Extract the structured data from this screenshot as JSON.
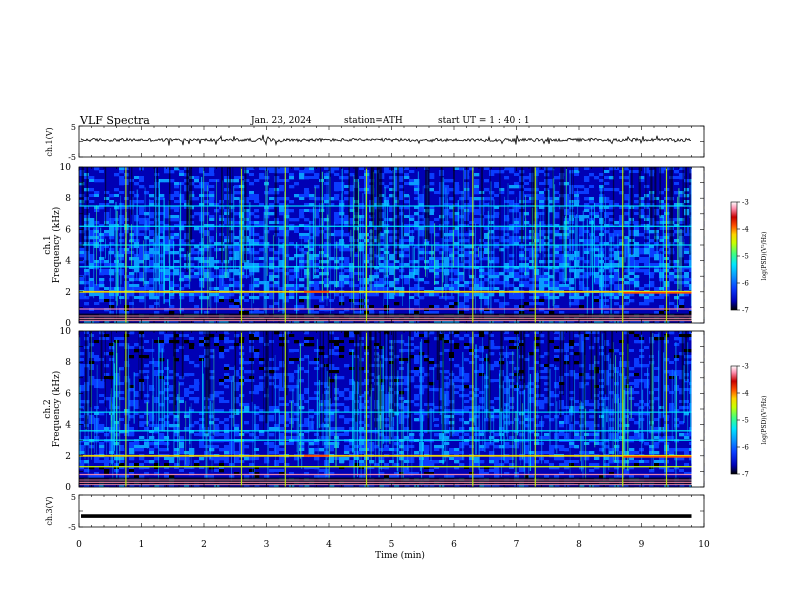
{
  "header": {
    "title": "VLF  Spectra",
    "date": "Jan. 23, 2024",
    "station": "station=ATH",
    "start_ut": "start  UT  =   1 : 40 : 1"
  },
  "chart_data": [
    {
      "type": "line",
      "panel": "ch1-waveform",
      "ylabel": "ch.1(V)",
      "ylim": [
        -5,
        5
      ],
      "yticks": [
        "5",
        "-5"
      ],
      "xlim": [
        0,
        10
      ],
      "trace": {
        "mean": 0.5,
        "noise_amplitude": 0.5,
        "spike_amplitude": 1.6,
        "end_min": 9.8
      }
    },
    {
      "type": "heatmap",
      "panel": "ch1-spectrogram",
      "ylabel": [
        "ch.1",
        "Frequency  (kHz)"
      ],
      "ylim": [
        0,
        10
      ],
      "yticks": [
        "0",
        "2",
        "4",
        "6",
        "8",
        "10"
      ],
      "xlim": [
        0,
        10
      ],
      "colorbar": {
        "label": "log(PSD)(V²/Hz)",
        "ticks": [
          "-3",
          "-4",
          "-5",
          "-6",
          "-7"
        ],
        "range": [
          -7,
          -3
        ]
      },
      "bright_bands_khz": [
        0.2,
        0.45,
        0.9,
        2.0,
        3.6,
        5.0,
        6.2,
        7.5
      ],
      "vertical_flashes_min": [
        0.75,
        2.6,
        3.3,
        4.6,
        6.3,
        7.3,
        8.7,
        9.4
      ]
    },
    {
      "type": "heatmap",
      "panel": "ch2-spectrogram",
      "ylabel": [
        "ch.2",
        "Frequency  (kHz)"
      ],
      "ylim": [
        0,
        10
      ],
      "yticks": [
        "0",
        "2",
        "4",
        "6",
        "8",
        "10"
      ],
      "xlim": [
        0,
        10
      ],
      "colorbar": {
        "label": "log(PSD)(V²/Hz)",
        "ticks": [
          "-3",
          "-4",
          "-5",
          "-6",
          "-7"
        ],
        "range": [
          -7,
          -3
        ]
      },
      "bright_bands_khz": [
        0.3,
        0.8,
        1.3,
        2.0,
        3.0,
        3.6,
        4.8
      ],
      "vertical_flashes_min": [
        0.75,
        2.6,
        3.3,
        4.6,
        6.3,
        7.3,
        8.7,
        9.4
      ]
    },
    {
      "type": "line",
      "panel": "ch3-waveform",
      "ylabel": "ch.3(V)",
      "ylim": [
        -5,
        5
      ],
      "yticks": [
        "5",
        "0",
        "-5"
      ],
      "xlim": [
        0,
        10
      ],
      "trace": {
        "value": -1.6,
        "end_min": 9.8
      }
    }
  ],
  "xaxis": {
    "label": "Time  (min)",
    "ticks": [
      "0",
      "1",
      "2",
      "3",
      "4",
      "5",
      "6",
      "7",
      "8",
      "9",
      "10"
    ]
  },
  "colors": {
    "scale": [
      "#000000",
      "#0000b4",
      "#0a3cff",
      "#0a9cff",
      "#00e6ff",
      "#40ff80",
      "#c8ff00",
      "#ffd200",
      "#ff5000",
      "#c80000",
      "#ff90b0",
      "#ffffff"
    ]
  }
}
____
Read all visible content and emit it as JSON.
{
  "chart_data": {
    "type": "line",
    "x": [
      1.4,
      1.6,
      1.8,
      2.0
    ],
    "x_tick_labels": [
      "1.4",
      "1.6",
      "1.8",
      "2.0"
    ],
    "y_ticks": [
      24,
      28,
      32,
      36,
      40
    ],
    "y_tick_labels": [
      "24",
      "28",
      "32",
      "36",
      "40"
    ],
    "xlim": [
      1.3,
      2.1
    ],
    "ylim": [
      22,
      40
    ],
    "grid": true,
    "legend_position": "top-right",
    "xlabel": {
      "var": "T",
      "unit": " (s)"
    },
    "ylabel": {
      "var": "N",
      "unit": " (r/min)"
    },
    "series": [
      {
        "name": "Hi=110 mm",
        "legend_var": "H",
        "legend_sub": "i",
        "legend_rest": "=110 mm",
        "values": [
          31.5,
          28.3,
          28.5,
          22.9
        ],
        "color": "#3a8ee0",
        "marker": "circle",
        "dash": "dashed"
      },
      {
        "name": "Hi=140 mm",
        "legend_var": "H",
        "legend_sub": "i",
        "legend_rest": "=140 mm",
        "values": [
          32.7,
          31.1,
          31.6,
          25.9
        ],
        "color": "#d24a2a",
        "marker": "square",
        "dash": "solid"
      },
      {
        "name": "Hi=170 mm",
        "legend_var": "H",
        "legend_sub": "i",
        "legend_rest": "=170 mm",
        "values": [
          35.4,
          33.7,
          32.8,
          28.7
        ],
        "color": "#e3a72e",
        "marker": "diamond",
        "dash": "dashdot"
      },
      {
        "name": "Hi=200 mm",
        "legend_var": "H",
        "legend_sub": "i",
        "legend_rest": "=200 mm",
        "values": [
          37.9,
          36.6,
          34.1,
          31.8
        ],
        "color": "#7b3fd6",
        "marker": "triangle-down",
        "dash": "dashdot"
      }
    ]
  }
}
____
• _Task objective_
Identify the lines in the entries above that contain "spectrogram", then copy them out.

• _The answer_
      "panel": "ch1-spectrogram",
      "panel": "ch2-spectrogram",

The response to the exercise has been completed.